--- BEGIN Given records ---
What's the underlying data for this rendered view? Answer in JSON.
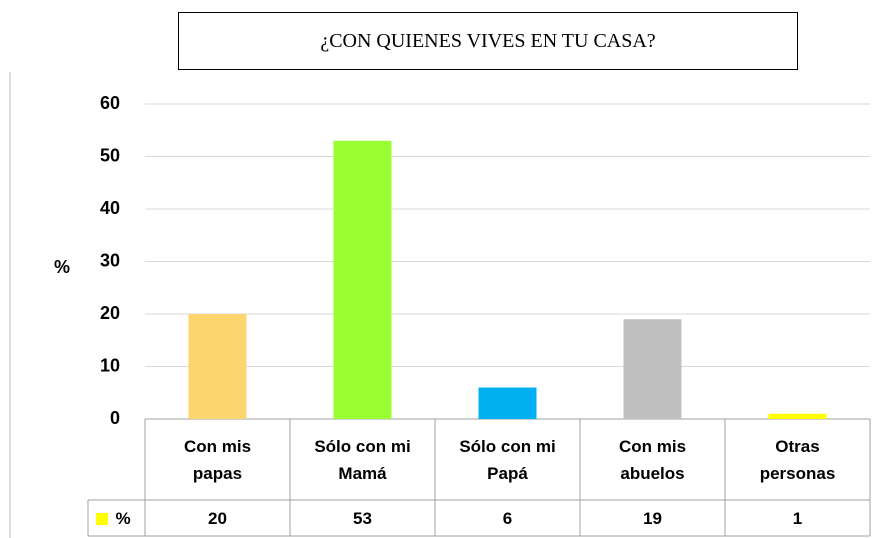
{
  "chart_data": {
    "type": "bar",
    "title": "¿CON QUIENES VIVES EN TU CASA?",
    "ylabel": "%",
    "categories": [
      "Con mis papas",
      "Sólo con mi Mamá",
      "Sólo con mi Papá",
      "Con mis abuelos",
      "Otras personas"
    ],
    "series": [
      {
        "name": "%",
        "color": "#ffff00",
        "values": [
          20,
          53,
          6,
          19,
          1
        ],
        "colors": [
          "#fdd56f",
          "#99ff33",
          "#00b0f0",
          "#c0c0c0",
          "#ffff00"
        ]
      }
    ],
    "ylim": [
      0,
      60
    ],
    "yticks": [
      0,
      10,
      20,
      30,
      40,
      50,
      60
    ],
    "grid": true
  }
}
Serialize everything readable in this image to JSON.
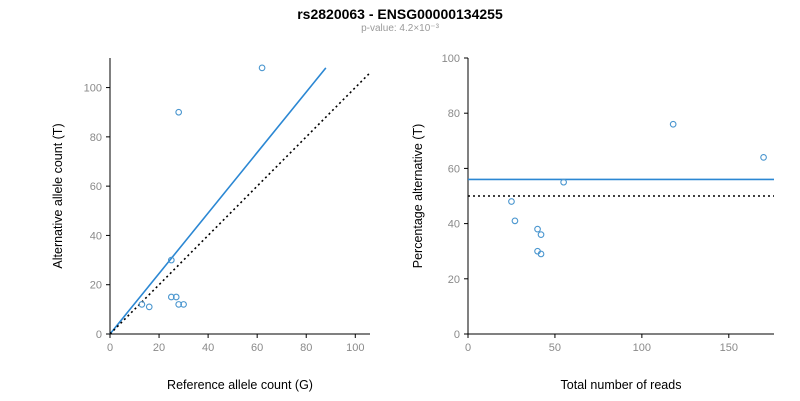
{
  "header": {
    "title": "rs2820063 - ENSG00000134255",
    "subtitle": "p-value: 4.2×10⁻³"
  },
  "colors": {
    "accent_line": "#2b87d3",
    "point_stroke": "#4a96cf",
    "identity_line": "#000000",
    "tick_label": "#8a8a8a",
    "subtitle": "#9a9a9a"
  },
  "chart_data": [
    {
      "type": "scatter",
      "name": "allele-counts-scatter",
      "xlabel": "Reference allele count (G)",
      "ylabel": "Alternative allele count (T)",
      "xlim": [
        0,
        106
      ],
      "ylim": [
        0,
        112
      ],
      "xticks": [
        0,
        20,
        40,
        60,
        80,
        100
      ],
      "yticks": [
        0,
        20,
        40,
        60,
        80,
        100
      ],
      "grid": false,
      "legend": false,
      "points": [
        [
          13,
          12
        ],
        [
          16,
          11
        ],
        [
          25,
          15
        ],
        [
          27,
          15
        ],
        [
          28,
          12
        ],
        [
          30,
          12
        ],
        [
          25,
          30
        ],
        [
          28,
          90
        ],
        [
          62,
          108
        ]
      ],
      "lines": [
        {
          "name": "fit-line",
          "style": "solid",
          "color": "accent_line",
          "x1": 0,
          "y1": 0,
          "x2": 88,
          "y2": 108
        },
        {
          "name": "identity-line",
          "style": "dotted",
          "color": "identity_line",
          "x1": 0,
          "y1": 0,
          "x2": 106,
          "y2": 106
        }
      ]
    },
    {
      "type": "scatter",
      "name": "percentage-vs-reads-scatter",
      "xlabel": "Total number of reads",
      "ylabel": "Percentage alternative (T)",
      "xlim": [
        0,
        176
      ],
      "ylim": [
        0,
        100
      ],
      "xticks": [
        0,
        50,
        100,
        150
      ],
      "yticks": [
        0,
        20,
        40,
        60,
        80,
        100
      ],
      "grid": false,
      "legend": false,
      "points": [
        [
          25,
          48
        ],
        [
          27,
          41
        ],
        [
          40,
          38
        ],
        [
          42,
          36
        ],
        [
          40,
          30
        ],
        [
          42,
          29
        ],
        [
          55,
          55
        ],
        [
          118,
          76
        ],
        [
          170,
          64
        ]
      ],
      "lines": [
        {
          "name": "mean-percentage-line",
          "style": "solid",
          "color": "accent_line",
          "x1": 0,
          "y1": 56,
          "x2": 176,
          "y2": 56
        },
        {
          "name": "expected-50pct-line",
          "style": "dotted",
          "color": "identity_line",
          "x1": 0,
          "y1": 50,
          "x2": 176,
          "y2": 50
        }
      ]
    }
  ]
}
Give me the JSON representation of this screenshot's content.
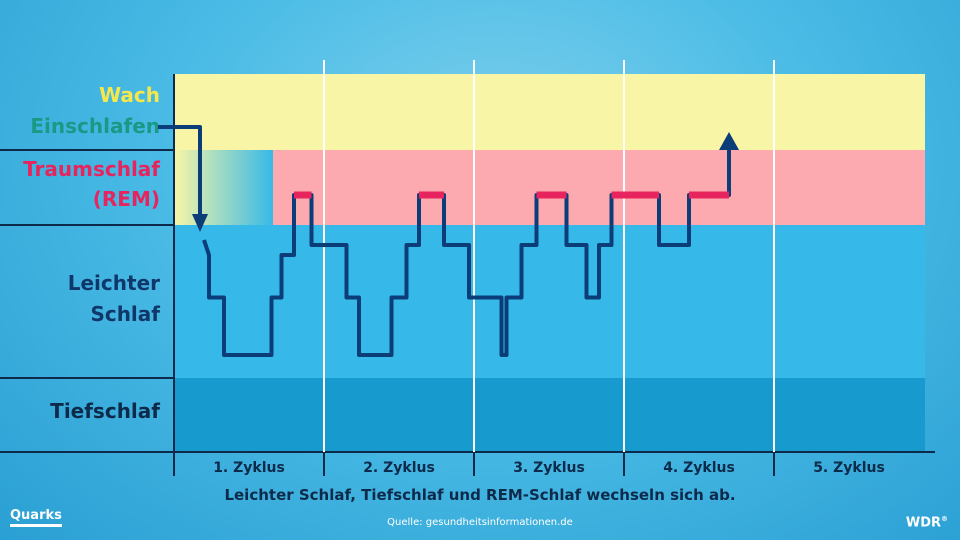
{
  "chart_data": {
    "type": "line",
    "stages": [
      {
        "name": "Wach",
        "color": "#f6e84a"
      },
      {
        "name": "Einschlafen",
        "color": "#1a9a86"
      },
      {
        "name": "Traumschlaf",
        "color": "#e8245e"
      },
      {
        "name": "(REM)",
        "color": "#e8245e"
      },
      {
        "name": "Leichter",
        "color": "#10376a"
      },
      {
        "name": "Schlaf",
        "color": "#10376a"
      },
      {
        "name": "Tiefschlaf",
        "color": "#0d2a4a"
      }
    ],
    "cycles": [
      "1. Zyklus",
      "2. Zyklus",
      "3. Zyklus",
      "4. Zyklus",
      "5. Zyklus"
    ],
    "hypnogram": [
      {
        "t": 0.6,
        "d": 3.3
      },
      {
        "t": 0.7,
        "d": 3.6
      },
      {
        "t": 0.7,
        "d": 4.45
      },
      {
        "t": 1.0,
        "d": 4.45
      },
      {
        "t": 1.0,
        "d": 5.6
      },
      {
        "t": 1.95,
        "d": 5.6
      },
      {
        "t": 1.95,
        "d": 4.45
      },
      {
        "t": 2.15,
        "d": 4.45
      },
      {
        "t": 2.15,
        "d": 3.6
      },
      {
        "t": 2.4,
        "d": 3.6
      },
      {
        "t": 2.4,
        "d": 2.4
      },
      {
        "t": 2.75,
        "d": 2.4
      },
      {
        "t": 2.75,
        "d": 3.4
      },
      {
        "t": 3.45,
        "d": 3.4
      },
      {
        "t": 3.45,
        "d": 4.45
      },
      {
        "t": 3.7,
        "d": 4.45
      },
      {
        "t": 3.7,
        "d": 5.6
      },
      {
        "t": 4.35,
        "d": 5.6
      },
      {
        "t": 4.35,
        "d": 4.45
      },
      {
        "t": 4.65,
        "d": 4.45
      },
      {
        "t": 4.65,
        "d": 3.4
      },
      {
        "t": 4.9,
        "d": 3.4
      },
      {
        "t": 4.9,
        "d": 2.4
      },
      {
        "t": 5.4,
        "d": 2.4
      },
      {
        "t": 5.4,
        "d": 3.4
      },
      {
        "t": 5.9,
        "d": 3.4
      },
      {
        "t": 5.9,
        "d": 4.45
      },
      {
        "t": 6.55,
        "d": 4.45
      },
      {
        "t": 6.55,
        "d": 5.6
      },
      {
        "t": 6.65,
        "d": 5.6
      },
      {
        "t": 6.65,
        "d": 4.45
      },
      {
        "t": 6.95,
        "d": 4.45
      },
      {
        "t": 6.95,
        "d": 3.4
      },
      {
        "t": 7.25,
        "d": 3.4
      },
      {
        "t": 7.25,
        "d": 2.4
      },
      {
        "t": 7.85,
        "d": 2.4
      },
      {
        "t": 7.85,
        "d": 3.4
      },
      {
        "t": 8.25,
        "d": 3.4
      },
      {
        "t": 8.25,
        "d": 4.45
      },
      {
        "t": 8.5,
        "d": 4.45
      },
      {
        "t": 8.5,
        "d": 3.4
      },
      {
        "t": 8.75,
        "d": 3.4
      },
      {
        "t": 8.75,
        "d": 2.4
      },
      {
        "t": 9.7,
        "d": 2.4
      },
      {
        "t": 9.7,
        "d": 3.4
      },
      {
        "t": 10.3,
        "d": 3.4
      },
      {
        "t": 10.3,
        "d": 2.4
      },
      {
        "t": 11.1,
        "d": 2.4
      },
      {
        "t": 11.1,
        "d": 1.5
      }
    ],
    "rem_segments": [
      [
        2.4,
        2.75
      ],
      [
        4.9,
        5.4
      ],
      [
        7.25,
        7.85
      ],
      [
        8.75,
        9.7
      ],
      [
        10.3,
        11.1
      ]
    ],
    "caption": "Leichter Schlaf, Tiefschlaf und REM-Schlaf wechseln sich ab.",
    "source": "Quelle: gesundheitsinformationen.de"
  },
  "branding": {
    "left_logo": "Quarks",
    "right_logo": "WDR"
  }
}
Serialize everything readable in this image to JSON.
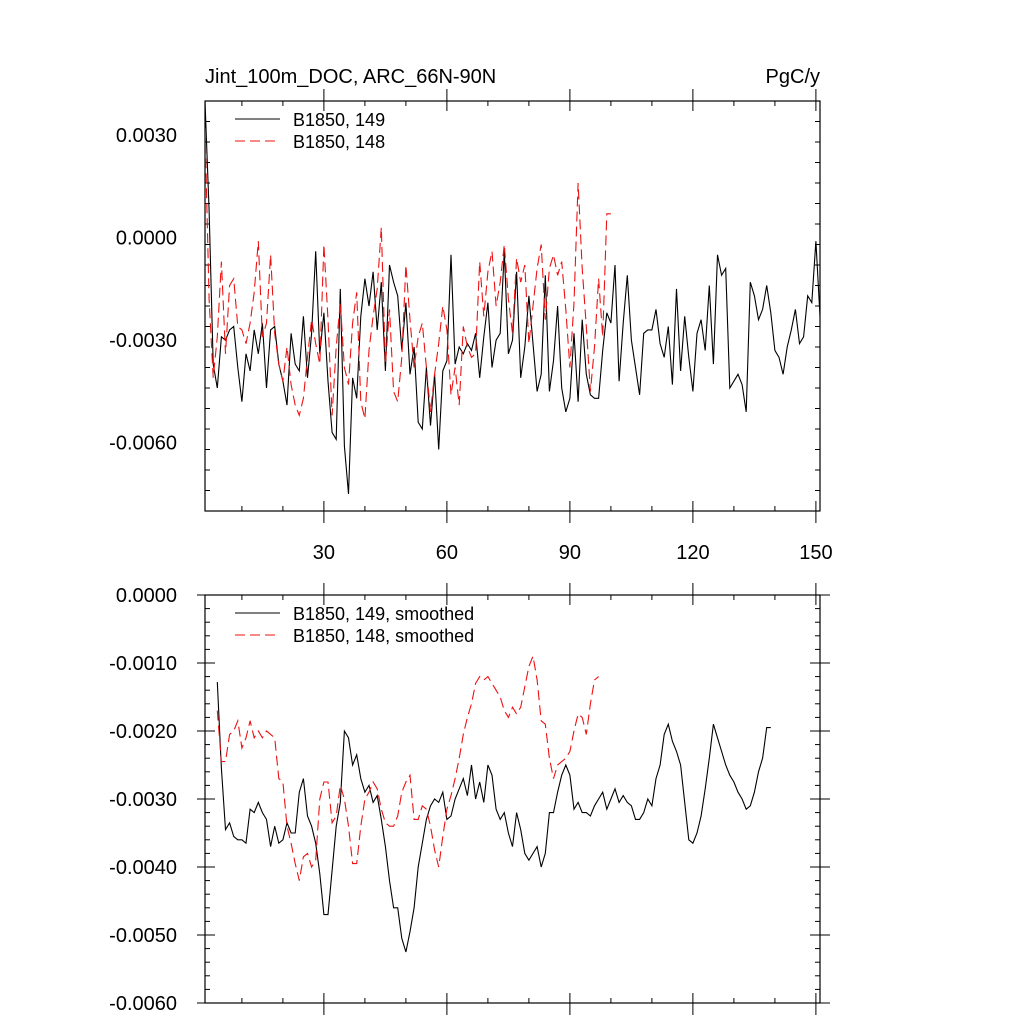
{
  "chart_data": [
    {
      "type": "line",
      "title": "Jint_100m_DOC, ARC_66N-90N",
      "units": "PgC/y",
      "xlabel": "",
      "ylabel": "",
      "xlim": [
        1,
        151
      ],
      "ylim": [
        -0.008,
        0.004
      ],
      "xticks": [
        30,
        60,
        90,
        120,
        150
      ],
      "xtick_labels": [
        "30",
        "60",
        "90",
        "120",
        "150"
      ],
      "yticks": [
        0.003,
        0.0,
        -0.003,
        -0.006
      ],
      "ytick_labels": [
        "0.0030",
        "0.0000",
        "-0.0030",
        "-0.0060"
      ],
      "legend": [
        "B1850, 149",
        "B1850, 148"
      ],
      "legend_position": "top-left",
      "series": [
        {
          "name": "B1850, 149",
          "color": "#000000",
          "dash": "solid",
          "x_start": 1,
          "values": [
            0.004,
            0.0008,
            -0.0037,
            -0.0044,
            -0.0029,
            -0.003,
            -0.0027,
            -0.0026,
            -0.0038,
            -0.0048,
            -0.0034,
            -0.0039,
            -0.0027,
            -0.0034,
            -0.0025,
            -0.0044,
            -0.0027,
            -0.0026,
            -0.0037,
            -0.0042,
            -0.0049,
            -0.0028,
            -0.0037,
            -0.0039,
            -0.0023,
            -0.0041,
            -0.0028,
            -0.0004,
            -0.0034,
            -0.0022,
            -0.0042,
            -0.0057,
            -0.0059,
            -0.0015,
            -0.0061,
            -0.0075,
            -0.0041,
            -0.0047,
            -0.0023,
            -0.0012,
            -0.002,
            -0.001,
            -0.0027,
            -0.0013,
            -0.0039,
            -0.0008,
            -0.0013,
            -0.0017,
            -0.0033,
            -0.0019,
            -0.004,
            -0.0032,
            -0.0054,
            -0.0056,
            -0.0038,
            -0.0055,
            -0.004,
            -0.0062,
            -0.0039,
            -0.0036,
            -0.0005,
            -0.0037,
            -0.0032,
            -0.0034,
            -0.0031,
            -0.0033,
            -0.0028,
            -0.0041,
            -0.0029,
            -0.0019,
            -0.0038,
            -0.003,
            -0.0028,
            -0.0004,
            -0.0034,
            -0.003,
            -0.001,
            -0.0041,
            -0.0032,
            -0.0017,
            -0.0031,
            -0.0045,
            -0.004,
            -0.0011,
            -0.0045,
            -0.0036,
            -0.002,
            -0.0044,
            -0.0051,
            -0.0047,
            -0.0028,
            -0.0048,
            -0.0024,
            -0.004,
            -0.0046,
            -0.0047,
            -0.0047,
            -0.0033,
            -0.0022,
            -0.0025,
            -0.0008,
            -0.0042,
            -0.0025,
            -0.0011,
            -0.003,
            -0.0038,
            -0.0046,
            -0.0028,
            -0.0027,
            -0.0027,
            -0.0021,
            -0.0031,
            -0.0035,
            -0.0026,
            -0.0043,
            -0.0015,
            -0.0039,
            -0.0023,
            -0.0035,
            -0.0045,
            -0.0028,
            -0.0024,
            -0.0033,
            -0.0014,
            -0.0037,
            -0.0005,
            -0.0011,
            -0.0009,
            -0.0044,
            -0.0042,
            -0.004,
            -0.0043,
            -0.0051,
            -0.0013,
            -0.0017,
            -0.0024,
            -0.0021,
            -0.0014,
            -0.0022,
            -0.0033,
            -0.0035,
            -0.004,
            -0.0032,
            -0.0027,
            -0.0021,
            -0.0031,
            -0.0029,
            -0.0017,
            -0.0019,
            -0.0001,
            -0.0023
          ]
        },
        {
          "name": "B1850, 148",
          "color": "#ee1111",
          "dash": "dashed",
          "x_start": 1,
          "values": [
            0.0032,
            -0.0018,
            -0.0041,
            -0.0029,
            -0.0007,
            -0.0034,
            -0.0014,
            -0.0012,
            -0.0026,
            -0.0027,
            -0.0031,
            -0.0025,
            -0.0016,
            -0.0001,
            -0.0029,
            -0.0025,
            -0.0005,
            -0.0028,
            -0.0037,
            -0.0042,
            -0.0032,
            -0.0043,
            -0.0049,
            -0.0052,
            -0.0047,
            -0.0035,
            -0.0024,
            -0.0031,
            -0.0037,
            -0.0002,
            -0.0024,
            -0.0052,
            -0.0032,
            -0.0019,
            -0.0038,
            -0.0043,
            -0.0025,
            -0.0016,
            -0.0048,
            -0.0053,
            -0.0033,
            -0.0023,
            -0.0015,
            0.0003,
            -0.0037,
            -0.0021,
            -0.0045,
            -0.0048,
            -0.0035,
            -0.0008,
            -0.0024,
            -0.0038,
            -0.0029,
            -0.0025,
            -0.0038,
            -0.0051,
            -0.004,
            -0.0031,
            -0.002,
            -0.0027,
            -0.0046,
            -0.0038,
            -0.0049,
            -0.0026,
            -0.0032,
            -0.0035,
            -0.0034,
            -0.0007,
            -0.0023,
            -0.001,
            -0.0004,
            -0.002,
            -0.0013,
            -0.0002,
            -0.0018,
            -0.0028,
            -0.0006,
            -0.0013,
            -0.0008,
            -0.0031,
            -0.002,
            -0.0009,
            -0.0002,
            -0.0024,
            -0.0009,
            -0.0005,
            -0.0011,
            -0.0007,
            -0.0021,
            -0.0038,
            -0.0019,
            0.0016,
            -0.0009,
            -0.0026,
            -0.0045,
            -0.0032,
            -0.0012,
            -0.0029,
            0.0007,
            0.0007
          ]
        }
      ]
    },
    {
      "type": "line",
      "title": "",
      "xlabel": "",
      "ylabel": "",
      "xlim": [
        1,
        151
      ],
      "ylim": [
        -0.006,
        0.0
      ],
      "xticks": [
        30,
        60,
        90,
        120,
        150
      ],
      "yticks": [
        0.0,
        -0.001,
        -0.002,
        -0.003,
        -0.004,
        -0.005,
        -0.006
      ],
      "ytick_labels": [
        "0.0000",
        "-0.0010",
        "-0.0020",
        "-0.0030",
        "-0.0040",
        "-0.0050",
        "-0.0060"
      ],
      "legend": [
        "B1850, 149, smoothed",
        "B1850, 148, smoothed"
      ],
      "legend_position": "top-left",
      "series": [
        {
          "name": "B1850, 149, smoothed",
          "color": "#000000",
          "dash": "solid",
          "x_start": 4,
          "values": [
            -0.00128,
            -0.00255,
            -0.00345,
            -0.00335,
            -0.00355,
            -0.0036,
            -0.0036,
            -0.00365,
            -0.00315,
            -0.0032,
            -0.00305,
            -0.0032,
            -0.0033,
            -0.0037,
            -0.0034,
            -0.00365,
            -0.0036,
            -0.00335,
            -0.0035,
            -0.0035,
            -0.0029,
            -0.0027,
            -0.00325,
            -0.0034,
            -0.00365,
            -0.0041,
            -0.0047,
            -0.0047,
            -0.00405,
            -0.0034,
            -0.00305,
            -0.002,
            -0.0021,
            -0.0025,
            -0.00235,
            -0.0027,
            -0.0029,
            -0.0028,
            -0.00305,
            -0.00295,
            -0.0033,
            -0.0037,
            -0.0042,
            -0.0046,
            -0.0046,
            -0.00505,
            -0.00525,
            -0.00495,
            -0.0046,
            -0.004,
            -0.00365,
            -0.0033,
            -0.0031,
            -0.003,
            -0.00305,
            -0.0029,
            -0.0033,
            -0.00325,
            -0.003,
            -0.00285,
            -0.0027,
            -0.00295,
            -0.0025,
            -0.003,
            -0.00275,
            -0.00305,
            -0.0025,
            -0.00265,
            -0.00315,
            -0.0033,
            -0.0032,
            -0.0035,
            -0.0037,
            -0.0032,
            -0.00345,
            -0.0038,
            -0.0039,
            -0.0038,
            -0.0037,
            -0.004,
            -0.0038,
            -0.0032,
            -0.0032,
            -0.0029,
            -0.00265,
            -0.0025,
            -0.00265,
            -0.00315,
            -0.00305,
            -0.0032,
            -0.0032,
            -0.00325,
            -0.0031,
            -0.003,
            -0.0029,
            -0.00315,
            -0.003,
            -0.00285,
            -0.00305,
            -0.00295,
            -0.00305,
            -0.0031,
            -0.0033,
            -0.0033,
            -0.0032,
            -0.003,
            -0.0031,
            -0.0027,
            -0.0025,
            -0.00205,
            -0.0019,
            -0.00215,
            -0.0023,
            -0.0025,
            -0.00305,
            -0.0036,
            -0.00365,
            -0.0035,
            -0.00325,
            -0.00285,
            -0.0024,
            -0.0019,
            -0.0021,
            -0.0023,
            -0.0025,
            -0.00265,
            -0.00275,
            -0.0029,
            -0.003,
            -0.00315,
            -0.0031,
            -0.0029,
            -0.0026,
            -0.0024,
            -0.00195,
            -0.00195
          ]
        },
        {
          "name": "B1850, 148, smoothed",
          "color": "#ee1111",
          "dash": "dashed",
          "x_start": 4,
          "values": [
            -0.0017,
            -0.00245,
            -0.00245,
            -0.00205,
            -0.002,
            -0.00185,
            -0.00225,
            -0.0021,
            -0.00185,
            -0.0021,
            -0.002,
            -0.0021,
            -0.002,
            -0.00205,
            -0.0021,
            -0.0027,
            -0.00275,
            -0.0034,
            -0.00365,
            -0.00395,
            -0.0042,
            -0.00385,
            -0.0038,
            -0.004,
            -0.0039,
            -0.003,
            -0.00275,
            -0.00275,
            -0.00335,
            -0.00325,
            -0.0028,
            -0.003,
            -0.0034,
            -0.00395,
            -0.00395,
            -0.0034,
            -0.003,
            -0.0029,
            -0.00275,
            -0.00285,
            -0.00315,
            -0.00335,
            -0.0034,
            -0.0034,
            -0.00325,
            -0.0029,
            -0.00275,
            -0.00265,
            -0.0033,
            -0.0033,
            -0.0031,
            -0.00315,
            -0.0034,
            -0.00375,
            -0.004,
            -0.00355,
            -0.00315,
            -0.00295,
            -0.0027,
            -0.0024,
            -0.00205,
            -0.0018,
            -0.0016,
            -0.0013,
            -0.0012,
            -0.00125,
            -0.0012,
            -0.0013,
            -0.0014,
            -0.0015,
            -0.0017,
            -0.0018,
            -0.00165,
            -0.00175,
            -0.00165,
            -0.00135,
            -0.00105,
            -0.0009,
            -0.00125,
            -0.00185,
            -0.0019,
            -0.0024,
            -0.0027,
            -0.0025,
            -0.00245,
            -0.0024,
            -0.0023,
            -0.002,
            -0.00175,
            -0.0018,
            -0.00205,
            -0.0016,
            -0.00125,
            -0.0012
          ]
        }
      ]
    }
  ]
}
--- END Given records ---
What needs to be done:
State how many lines of the data include the word "this", with nothing else.

Complete answer:
4